> Excerpt from a dataset
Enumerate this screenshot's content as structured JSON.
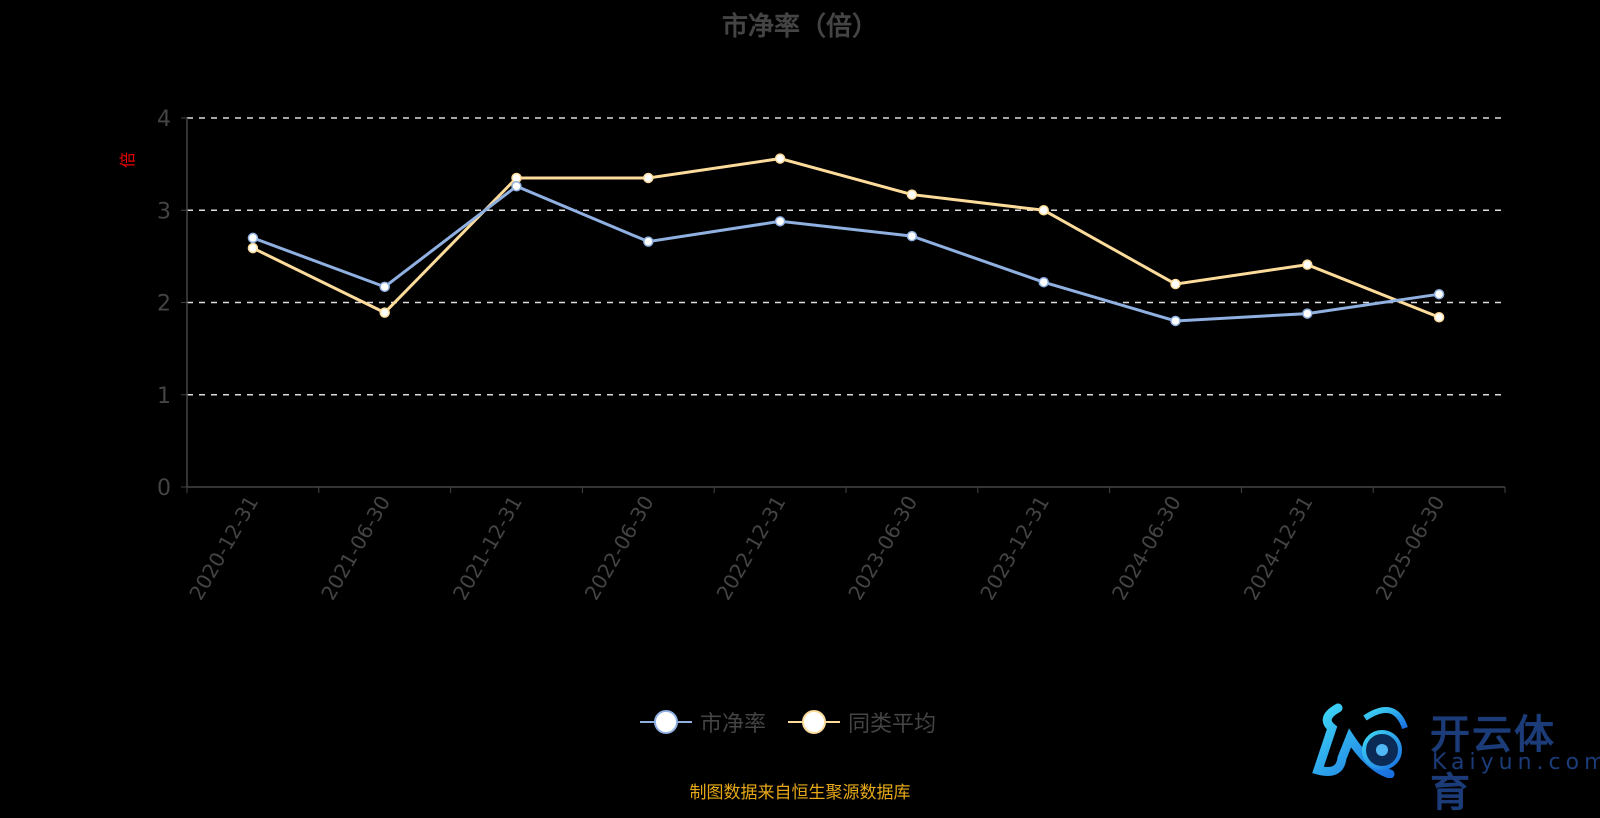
{
  "chart_data": {
    "type": "line",
    "title": "市净率（倍）",
    "ylabel": "倍",
    "xlabel": "",
    "categories": [
      "2020-12-31",
      "2021-06-30",
      "2021-12-31",
      "2022-06-30",
      "2022-12-31",
      "2023-06-30",
      "2023-12-31",
      "2024-06-30",
      "2024-12-31",
      "2025-06-30"
    ],
    "ylim": [
      0,
      4
    ],
    "yticks": [
      "0",
      "1",
      "2",
      "3",
      "4"
    ],
    "grid": true,
    "legend_position": "bottom",
    "series": [
      {
        "name": "市净率",
        "color": "#8fb0e0",
        "values": [
          2.7,
          2.17,
          3.26,
          2.66,
          2.88,
          2.72,
          2.22,
          1.8,
          1.88,
          2.09
        ]
      },
      {
        "name": "同类平均",
        "color": "#fddc9b",
        "values": [
          2.59,
          1.89,
          3.35,
          3.35,
          3.56,
          3.17,
          3.0,
          2.2,
          2.41,
          1.84
        ]
      }
    ]
  },
  "source": "制图数据来自恒生聚源数据库",
  "logo": {
    "cn": "开云体育",
    "en": "Kaiyun.com"
  }
}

> Task to carry out
Omit every picture, then reproduce the rest of the listing exactly.

> Finished answer
Enumerate this screenshot's content as structured JSON.
{
  "chart_data": {
    "type": "line",
    "title": "市净率（倍）",
    "ylabel": "倍",
    "xlabel": "",
    "categories": [
      "2020-12-31",
      "2021-06-30",
      "2021-12-31",
      "2022-06-30",
      "2022-12-31",
      "2023-06-30",
      "2023-12-31",
      "2024-06-30",
      "2024-12-31",
      "2025-06-30"
    ],
    "ylim": [
      0,
      4
    ],
    "yticks": [
      "0",
      "1",
      "2",
      "3",
      "4"
    ],
    "grid": true,
    "legend_position": "bottom",
    "series": [
      {
        "name": "市净率",
        "color": "#8fb0e0",
        "values": [
          2.7,
          2.17,
          3.26,
          2.66,
          2.88,
          2.72,
          2.22,
          1.8,
          1.88,
          2.09
        ]
      },
      {
        "name": "同类平均",
        "color": "#fddc9b",
        "values": [
          2.59,
          1.89,
          3.35,
          3.35,
          3.56,
          3.17,
          3.0,
          2.2,
          2.41,
          1.84
        ]
      }
    ]
  },
  "source": "制图数据来自恒生聚源数据库",
  "logo": {
    "cn": "开云体育",
    "en": "Kaiyun.com"
  }
}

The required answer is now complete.